* _Task_
Return all the entries exactly, keeping pictures out.

* _Input material_
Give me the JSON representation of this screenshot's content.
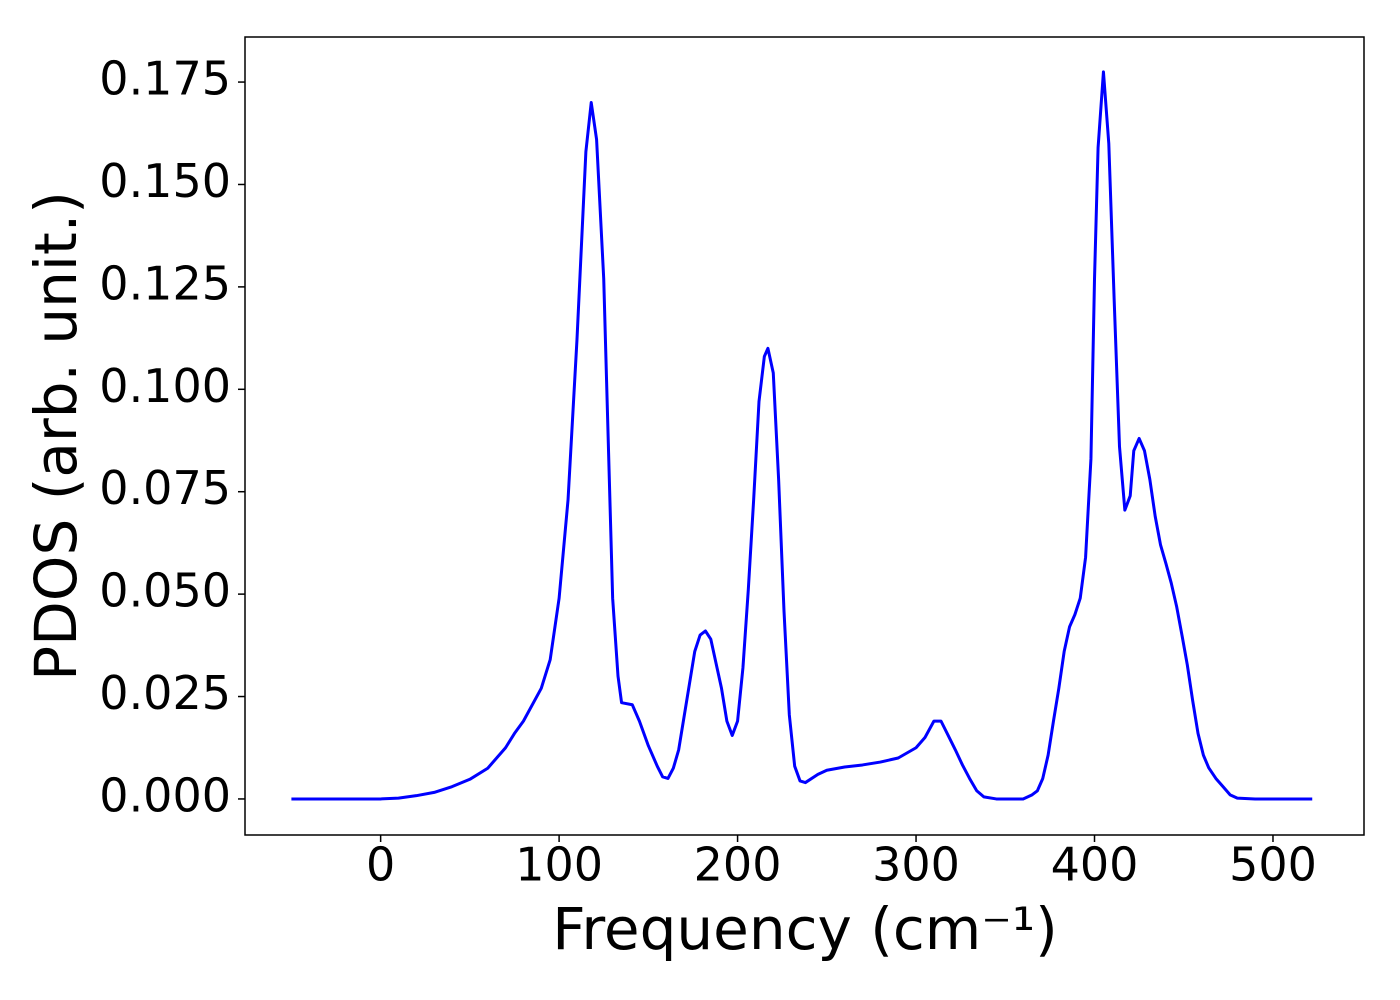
{
  "chart_data": {
    "type": "line",
    "x_label": "Frequency (cm⁻¹)",
    "y_label": "PDOS (arb. unit.)",
    "x": [
      -50,
      0,
      10,
      20,
      30,
      40,
      50,
      60,
      70,
      75,
      80,
      90,
      95,
      100,
      105,
      110,
      115,
      118,
      121,
      125,
      130,
      133,
      135,
      141,
      145,
      150,
      155,
      158,
      161,
      164,
      167,
      170,
      173,
      176,
      179,
      182,
      185,
      188,
      191,
      194,
      197,
      200,
      203,
      206,
      209,
      212,
      215,
      217,
      220,
      223,
      226,
      229,
      232,
      235,
      238,
      245,
      250,
      260,
      270,
      280,
      290,
      300,
      305,
      310,
      314,
      318,
      322,
      326,
      330,
      334,
      338,
      345,
      360,
      365,
      368,
      371,
      374,
      377,
      380,
      383,
      386,
      389,
      392,
      395,
      398,
      400,
      402,
      405,
      408,
      411,
      414,
      417,
      420,
      422,
      425,
      428,
      431,
      434,
      437,
      440,
      443,
      446,
      449,
      452,
      455,
      458,
      461,
      464,
      468,
      472,
      476,
      480,
      490,
      522
    ],
    "series": [
      {
        "color": "#0000ff",
        "values": [
          0,
          0,
          0.0002,
          0.0008,
          0.0016,
          0.003,
          0.0048,
          0.0075,
          0.0125,
          0.016,
          0.019,
          0.027,
          0.034,
          0.049,
          0.073,
          0.112,
          0.158,
          0.17,
          0.161,
          0.127,
          0.049,
          0.03,
          0.0235,
          0.023,
          0.019,
          0.013,
          0.008,
          0.0054,
          0.005,
          0.0075,
          0.012,
          0.02,
          0.028,
          0.036,
          0.04,
          0.041,
          0.039,
          0.033,
          0.027,
          0.019,
          0.0155,
          0.019,
          0.032,
          0.051,
          0.073,
          0.097,
          0.108,
          0.11,
          0.104,
          0.078,
          0.046,
          0.0205,
          0.008,
          0.0044,
          0.004,
          0.006,
          0.007,
          0.0078,
          0.0083,
          0.009,
          0.01,
          0.0125,
          0.015,
          0.019,
          0.019,
          0.0155,
          0.012,
          0.0083,
          0.005,
          0.002,
          0.0005,
          0,
          0,
          0.001,
          0.002,
          0.005,
          0.0107,
          0.019,
          0.027,
          0.036,
          0.042,
          0.045,
          0.049,
          0.059,
          0.083,
          0.127,
          0.159,
          0.1775,
          0.16,
          0.122,
          0.086,
          0.0705,
          0.074,
          0.085,
          0.088,
          0.085,
          0.078,
          0.069,
          0.062,
          0.0575,
          0.0527,
          0.047,
          0.04,
          0.0327,
          0.024,
          0.016,
          0.0107,
          0.0076,
          0.005,
          0.003,
          0.001,
          0.0002,
          0,
          0
        ]
      }
    ],
    "xlim": [
      -76,
      551
    ],
    "ylim": [
      -0.0088,
      0.186
    ],
    "xticks": [
      0,
      100,
      200,
      300,
      400,
      500
    ],
    "yticks": [
      {
        "value": 0,
        "label": "0.000"
      },
      {
        "value": 0.025,
        "label": "0.025"
      },
      {
        "value": 0.05,
        "label": "0.050"
      },
      {
        "value": 0.075,
        "label": "0.075"
      },
      {
        "value": 0.1,
        "label": "0.100"
      },
      {
        "value": 0.125,
        "label": "0.125"
      },
      {
        "value": 0.15,
        "label": "0.150"
      },
      {
        "value": 0.175,
        "label": "0.175"
      }
    ]
  }
}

* _Task response_
Give me the JSON representation of this screenshot's content.
{
  "chart_data": {
    "type": "line",
    "x_label": "Frequency (cm⁻¹)",
    "y_label": "PDOS (arb. unit.)",
    "x": [
      -50,
      0,
      10,
      20,
      30,
      40,
      50,
      60,
      70,
      75,
      80,
      90,
      95,
      100,
      105,
      110,
      115,
      118,
      121,
      125,
      130,
      133,
      135,
      141,
      145,
      150,
      155,
      158,
      161,
      164,
      167,
      170,
      173,
      176,
      179,
      182,
      185,
      188,
      191,
      194,
      197,
      200,
      203,
      206,
      209,
      212,
      215,
      217,
      220,
      223,
      226,
      229,
      232,
      235,
      238,
      245,
      250,
      260,
      270,
      280,
      290,
      300,
      305,
      310,
      314,
      318,
      322,
      326,
      330,
      334,
      338,
      345,
      360,
      365,
      368,
      371,
      374,
      377,
      380,
      383,
      386,
      389,
      392,
      395,
      398,
      400,
      402,
      405,
      408,
      411,
      414,
      417,
      420,
      422,
      425,
      428,
      431,
      434,
      437,
      440,
      443,
      446,
      449,
      452,
      455,
      458,
      461,
      464,
      468,
      472,
      476,
      480,
      490,
      522
    ],
    "series": [
      {
        "color": "#0000ff",
        "values": [
          0,
          0,
          0.0002,
          0.0008,
          0.0016,
          0.003,
          0.0048,
          0.0075,
          0.0125,
          0.016,
          0.019,
          0.027,
          0.034,
          0.049,
          0.073,
          0.112,
          0.158,
          0.17,
          0.161,
          0.127,
          0.049,
          0.03,
          0.0235,
          0.023,
          0.019,
          0.013,
          0.008,
          0.0054,
          0.005,
          0.0075,
          0.012,
          0.02,
          0.028,
          0.036,
          0.04,
          0.041,
          0.039,
          0.033,
          0.027,
          0.019,
          0.0155,
          0.019,
          0.032,
          0.051,
          0.073,
          0.097,
          0.108,
          0.11,
          0.104,
          0.078,
          0.046,
          0.0205,
          0.008,
          0.0044,
          0.004,
          0.006,
          0.007,
          0.0078,
          0.0083,
          0.009,
          0.01,
          0.0125,
          0.015,
          0.019,
          0.019,
          0.0155,
          0.012,
          0.0083,
          0.005,
          0.002,
          0.0005,
          0,
          0,
          0.001,
          0.002,
          0.005,
          0.0107,
          0.019,
          0.027,
          0.036,
          0.042,
          0.045,
          0.049,
          0.059,
          0.083,
          0.127,
          0.159,
          0.1775,
          0.16,
          0.122,
          0.086,
          0.0705,
          0.074,
          0.085,
          0.088,
          0.085,
          0.078,
          0.069,
          0.062,
          0.0575,
          0.0527,
          0.047,
          0.04,
          0.0327,
          0.024,
          0.016,
          0.0107,
          0.0076,
          0.005,
          0.003,
          0.001,
          0.0002,
          0,
          0
        ]
      }
    ],
    "xlim": [
      -76,
      551
    ],
    "ylim": [
      -0.0088,
      0.186
    ],
    "xticks": [
      0,
      100,
      200,
      300,
      400,
      500
    ],
    "yticks": [
      {
        "value": 0,
        "label": "0.000"
      },
      {
        "value": 0.025,
        "label": "0.025"
      },
      {
        "value": 0.05,
        "label": "0.050"
      },
      {
        "value": 0.075,
        "label": "0.075"
      },
      {
        "value": 0.1,
        "label": "0.100"
      },
      {
        "value": 0.125,
        "label": "0.125"
      },
      {
        "value": 0.15,
        "label": "0.150"
      },
      {
        "value": 0.175,
        "label": "0.175"
      }
    ]
  }
}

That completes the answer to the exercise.